§ **Work required**
Copy out all lines of the records in which the word "Kalinin" appears.

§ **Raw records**
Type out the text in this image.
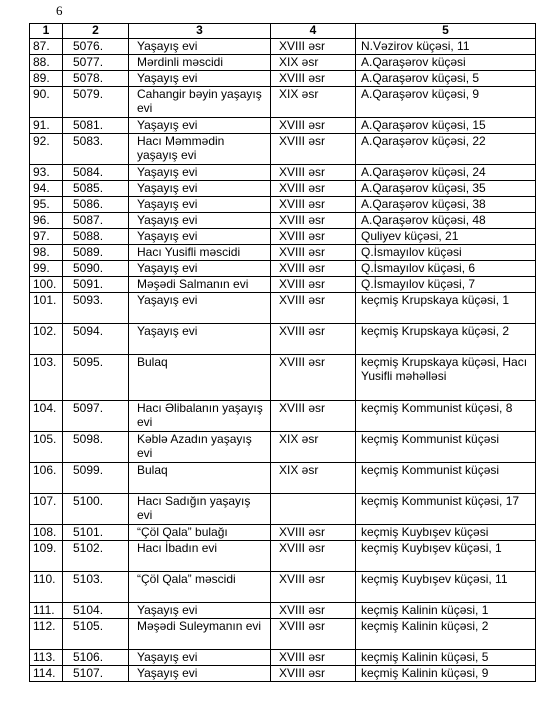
6
1	2	3	4	5
87.	5076.	Yaşayış evi	XVIII əsr	N.Vəzirov küçəsi, 11
88.	5077.	Mərdinli məscidi	XIX əsr	A.Qaraşərov küçəsi
89.	5078.	Yaşayış evi	XVIII əsr	A.Qaraşərov küçəsi, 5
90.	5079.	Cahangir bəyin yaşayış evi	XIX əsr	A.Qaraşərov küçəsi, 9
91.	5081.	Yaşayış evi	XVIII əsr	A.Qaraşərov küçəsi, 15
92.	5083.	Hacı Məmmədin yaşayış evi	XVIII əsr	A.Qaraşərov küçəsi, 22
93.	5084.	Yaşayış evi	XVIII əsr	A.Qaraşərov küçəsi, 24
94.	5085.	Yaşayış evi	XVIII əsr	A.Qaraşərov küçəsi, 35
95.	5086.	Yaşayış evi	XVIII əsr	A.Qaraşərov küçəsi, 38
96.	5087.	Yaşayış evi	XVIII əsr	A.Qaraşərov küçəsi, 48
97.	5088.	Yaşayış evi	XVIII əsr	Quliyev küçəsi, 21
98.	5089.	Hacı Yusifli məscidi	XVIII əsr	Q.İsmayılov küçəsi
99.	5090.	Yaşayış evi	XVIII əsr	Q.İsmayılov küçəsi, 6
100.	5091.	Məşədi Salmanın evi	XVIII əsr	Q.İsmayılov küçəsi, 7
101.	5093.	Yaşayış evi	XVIII əsr	keçmiş Krupskaya küçəsi, 1
102.	5094.	Yaşayış evi	XVIII əsr	keçmiş Krupskaya küçəsi, 2
103.	5095.	Bulaq	XVIII əsr	keçmiş Krupskaya küçəsi, Hacı Yusifli məhəlləsi
104.	5097.	Hacı Əlibalanın yaşayış evi	XVIII əsr	keçmiş Kommunist küçəsi, 8
105.	5098.	Kəblə Azadın yaşayış evi	XIX əsr	keçmiş Kommunist küçəsi
106.	5099.	Bulaq	XIX əsr	keçmiş Kommunist küçəsi
107.	5100.	Hacı Sadığın yaşayış evi		keçmiş Kommunist küçəsi, 17
108.	5101.	“Çöl Qala” bulağı	XVIII əsr	keçmiş Kuybışev küçəsi
109.	5102.	Hacı İbadın evi	XVIII əsr	keçmiş Kuybışev küçəsi, 1
110.	5103.	“Çöl Qala” məscidi	XVIII əsr	keçmiş Kuybışev küçəsi, 11
111.	5104.	Yaşayış evi	XVIII əsr	keçmiş Kalinin küçəsi, 1
112.	5105.	Məşədi Suleymanın evi	XVIII əsr	keçmiş Kalinin küçəsi, 2
113.	5106.	Yaşayış evi	XVIII əsr	keçmiş Kalinin küçəsi, 5
114.	5107.	Yaşayış evi	XVIII əsr	keçmiş Kalinin küçəsi, 9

§ **Expected answer**
111.	5104.	Yaşayış evi	XVIII əsr	keçmiş Kalinin küçəsi, 1
112.	5105.	Məşədi Suleymanın evi	XVIII əsr	keçmiş Kalinin küçəsi, 2
113.	5106.	Yaşayış evi	XVIII əsr	keçmiş Kalinin küçəsi, 5
114.	5107.	Yaşayış evi	XVIII əsr	keçmiş Kalinin küçəsi, 9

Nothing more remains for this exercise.